== Information supplied ==

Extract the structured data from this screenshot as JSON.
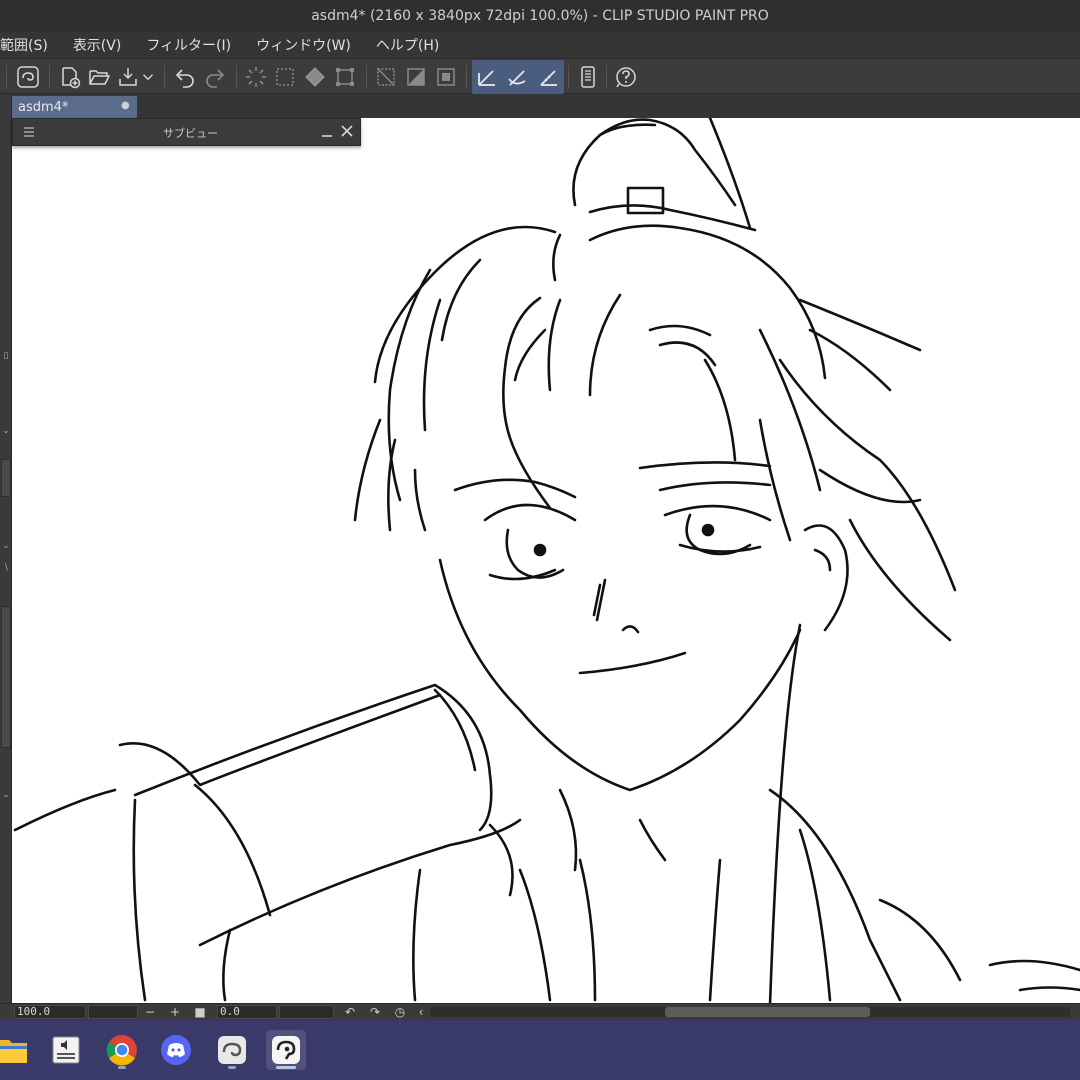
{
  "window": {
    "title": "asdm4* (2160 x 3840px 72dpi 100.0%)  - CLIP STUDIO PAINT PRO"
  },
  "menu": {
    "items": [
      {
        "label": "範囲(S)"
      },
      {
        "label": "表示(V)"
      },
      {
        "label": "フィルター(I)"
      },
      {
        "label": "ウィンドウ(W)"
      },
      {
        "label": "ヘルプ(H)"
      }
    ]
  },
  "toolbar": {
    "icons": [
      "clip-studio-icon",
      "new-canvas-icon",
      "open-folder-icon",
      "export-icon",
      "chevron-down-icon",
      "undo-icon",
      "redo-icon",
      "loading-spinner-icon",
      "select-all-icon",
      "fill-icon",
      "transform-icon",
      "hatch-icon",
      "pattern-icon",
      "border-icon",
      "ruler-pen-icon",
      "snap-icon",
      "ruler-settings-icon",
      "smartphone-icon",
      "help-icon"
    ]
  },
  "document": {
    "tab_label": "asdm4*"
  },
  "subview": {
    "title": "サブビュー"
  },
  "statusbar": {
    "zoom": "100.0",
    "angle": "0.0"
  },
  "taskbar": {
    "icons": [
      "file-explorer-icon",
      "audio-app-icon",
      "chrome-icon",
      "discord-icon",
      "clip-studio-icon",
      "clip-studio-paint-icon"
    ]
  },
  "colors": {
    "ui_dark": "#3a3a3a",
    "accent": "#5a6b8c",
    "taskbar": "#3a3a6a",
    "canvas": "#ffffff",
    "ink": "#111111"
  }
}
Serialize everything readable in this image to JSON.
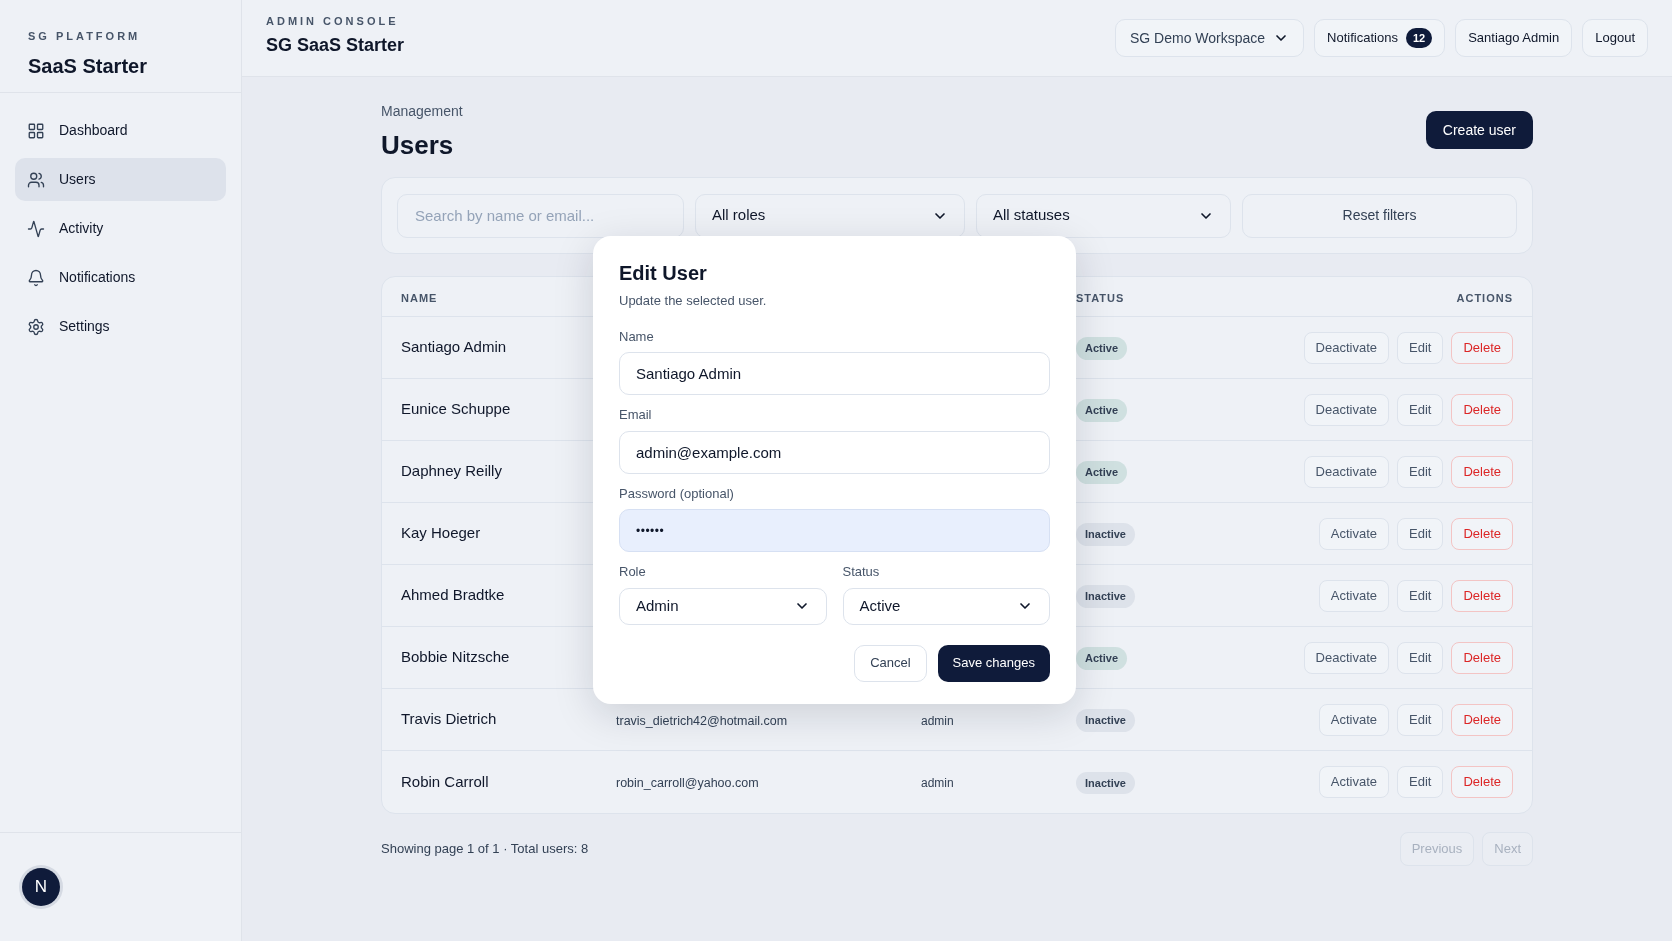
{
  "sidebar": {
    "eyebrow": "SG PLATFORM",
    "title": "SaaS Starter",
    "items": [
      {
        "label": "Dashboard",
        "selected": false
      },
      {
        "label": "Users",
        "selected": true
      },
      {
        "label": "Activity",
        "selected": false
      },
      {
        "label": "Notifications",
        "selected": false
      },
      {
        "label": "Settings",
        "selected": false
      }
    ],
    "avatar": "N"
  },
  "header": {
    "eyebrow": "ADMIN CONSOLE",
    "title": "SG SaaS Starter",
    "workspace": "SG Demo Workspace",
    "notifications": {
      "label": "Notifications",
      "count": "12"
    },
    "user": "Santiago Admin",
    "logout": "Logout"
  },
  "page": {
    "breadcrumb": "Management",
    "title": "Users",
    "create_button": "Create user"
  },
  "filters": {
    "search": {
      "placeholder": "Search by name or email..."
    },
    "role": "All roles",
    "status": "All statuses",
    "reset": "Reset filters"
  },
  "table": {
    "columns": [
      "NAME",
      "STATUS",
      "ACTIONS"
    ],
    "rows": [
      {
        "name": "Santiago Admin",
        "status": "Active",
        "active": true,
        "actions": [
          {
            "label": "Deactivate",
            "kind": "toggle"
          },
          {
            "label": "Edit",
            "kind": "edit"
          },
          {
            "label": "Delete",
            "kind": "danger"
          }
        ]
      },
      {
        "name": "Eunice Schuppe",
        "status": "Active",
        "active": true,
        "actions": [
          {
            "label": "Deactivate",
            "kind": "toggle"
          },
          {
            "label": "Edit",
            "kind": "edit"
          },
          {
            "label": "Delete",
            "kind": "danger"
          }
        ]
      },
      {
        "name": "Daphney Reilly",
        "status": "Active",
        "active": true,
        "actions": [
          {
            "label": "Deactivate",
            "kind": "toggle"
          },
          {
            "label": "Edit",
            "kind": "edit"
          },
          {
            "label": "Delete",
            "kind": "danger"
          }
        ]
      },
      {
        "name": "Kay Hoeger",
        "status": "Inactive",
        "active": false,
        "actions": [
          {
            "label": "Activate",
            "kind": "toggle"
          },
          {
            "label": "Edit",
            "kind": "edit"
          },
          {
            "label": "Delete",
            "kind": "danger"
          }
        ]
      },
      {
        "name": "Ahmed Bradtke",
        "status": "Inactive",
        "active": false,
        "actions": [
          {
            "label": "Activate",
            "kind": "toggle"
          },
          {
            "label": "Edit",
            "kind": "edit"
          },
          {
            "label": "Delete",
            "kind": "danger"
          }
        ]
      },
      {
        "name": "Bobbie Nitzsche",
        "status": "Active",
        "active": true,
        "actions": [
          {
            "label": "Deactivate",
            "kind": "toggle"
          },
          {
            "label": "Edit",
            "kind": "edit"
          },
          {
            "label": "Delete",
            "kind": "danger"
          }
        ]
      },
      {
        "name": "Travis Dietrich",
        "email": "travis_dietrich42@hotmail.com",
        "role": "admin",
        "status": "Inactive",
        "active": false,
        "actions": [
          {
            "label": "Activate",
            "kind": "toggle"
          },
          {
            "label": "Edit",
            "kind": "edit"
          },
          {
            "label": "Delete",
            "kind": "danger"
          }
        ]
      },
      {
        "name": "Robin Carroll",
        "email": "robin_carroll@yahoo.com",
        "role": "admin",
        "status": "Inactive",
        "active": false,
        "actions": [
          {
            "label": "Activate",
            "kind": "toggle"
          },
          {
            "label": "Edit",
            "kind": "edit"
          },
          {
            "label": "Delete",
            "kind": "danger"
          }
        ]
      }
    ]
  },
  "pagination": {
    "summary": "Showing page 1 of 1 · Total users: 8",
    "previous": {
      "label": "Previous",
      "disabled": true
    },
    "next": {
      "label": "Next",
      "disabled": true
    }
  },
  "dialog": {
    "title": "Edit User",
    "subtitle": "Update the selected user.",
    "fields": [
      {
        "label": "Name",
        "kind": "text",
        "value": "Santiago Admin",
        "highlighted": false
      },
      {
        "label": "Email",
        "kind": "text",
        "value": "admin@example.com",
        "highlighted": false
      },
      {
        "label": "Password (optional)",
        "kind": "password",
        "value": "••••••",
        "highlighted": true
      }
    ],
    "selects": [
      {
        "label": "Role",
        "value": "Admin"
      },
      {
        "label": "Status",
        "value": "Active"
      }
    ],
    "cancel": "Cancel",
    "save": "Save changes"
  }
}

===
== Information supplied ==

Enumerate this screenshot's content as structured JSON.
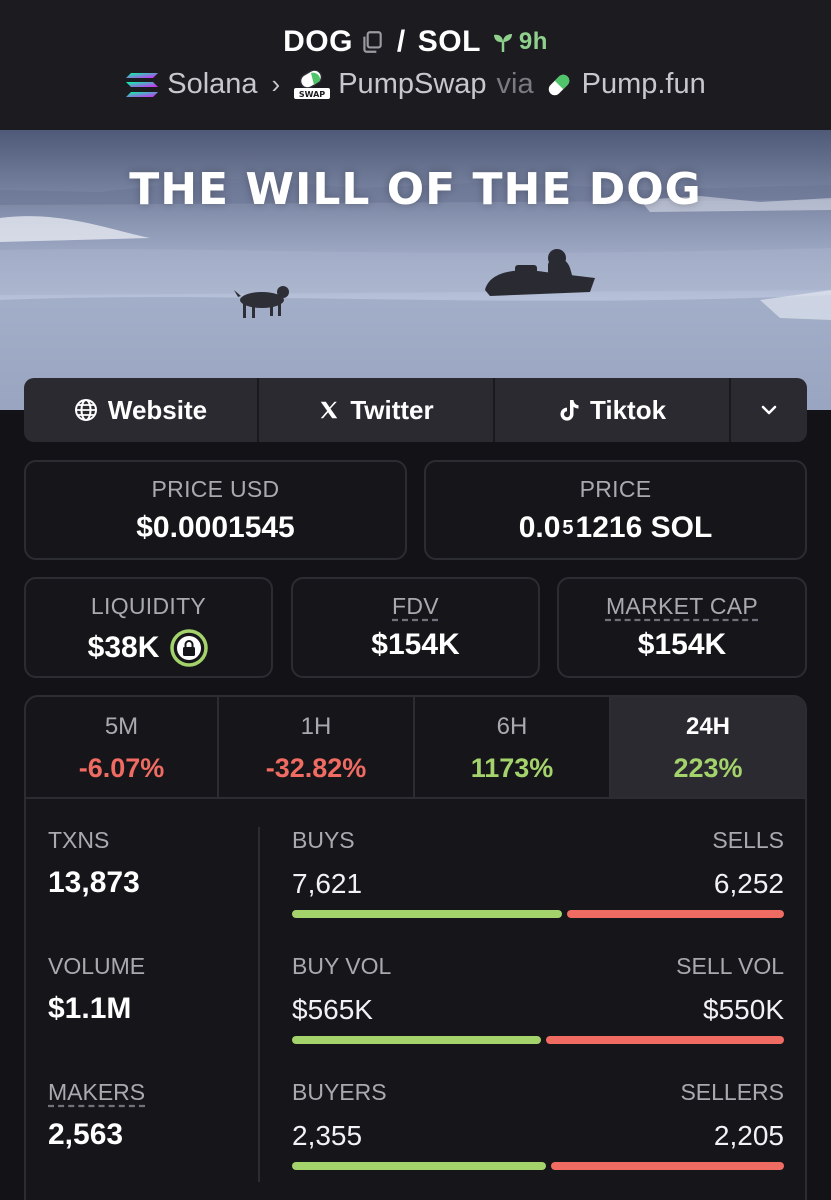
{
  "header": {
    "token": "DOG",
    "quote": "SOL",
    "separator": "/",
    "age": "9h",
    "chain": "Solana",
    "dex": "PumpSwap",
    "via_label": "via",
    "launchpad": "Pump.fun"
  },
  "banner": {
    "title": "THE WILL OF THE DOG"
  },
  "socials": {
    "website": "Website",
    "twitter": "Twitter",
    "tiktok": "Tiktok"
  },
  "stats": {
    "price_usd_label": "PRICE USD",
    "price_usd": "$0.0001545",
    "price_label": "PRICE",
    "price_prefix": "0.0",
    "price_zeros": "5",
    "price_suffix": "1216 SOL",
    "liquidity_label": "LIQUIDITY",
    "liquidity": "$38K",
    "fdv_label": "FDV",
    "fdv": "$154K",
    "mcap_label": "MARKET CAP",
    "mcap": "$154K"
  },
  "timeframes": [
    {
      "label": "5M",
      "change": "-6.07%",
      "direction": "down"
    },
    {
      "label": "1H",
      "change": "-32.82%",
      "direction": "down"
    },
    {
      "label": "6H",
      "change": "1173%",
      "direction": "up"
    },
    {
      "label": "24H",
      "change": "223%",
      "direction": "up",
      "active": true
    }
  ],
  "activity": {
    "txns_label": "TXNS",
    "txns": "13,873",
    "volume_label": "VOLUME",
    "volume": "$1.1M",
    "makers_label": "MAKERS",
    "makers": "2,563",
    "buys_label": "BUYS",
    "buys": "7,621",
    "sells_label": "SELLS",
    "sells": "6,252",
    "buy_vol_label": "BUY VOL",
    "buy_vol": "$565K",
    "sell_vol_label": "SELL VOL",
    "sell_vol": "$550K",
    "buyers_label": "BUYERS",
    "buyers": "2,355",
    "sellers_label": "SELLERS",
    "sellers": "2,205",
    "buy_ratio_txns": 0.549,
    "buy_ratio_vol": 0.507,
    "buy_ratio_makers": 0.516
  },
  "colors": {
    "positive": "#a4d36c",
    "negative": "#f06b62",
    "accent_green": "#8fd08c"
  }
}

===

**Job:** Show, from the material above, each line that includes the string "direction".

**The output:**
      "direction": "down"
      "direction": "down"
      "direction": "up"
      "direction": "up",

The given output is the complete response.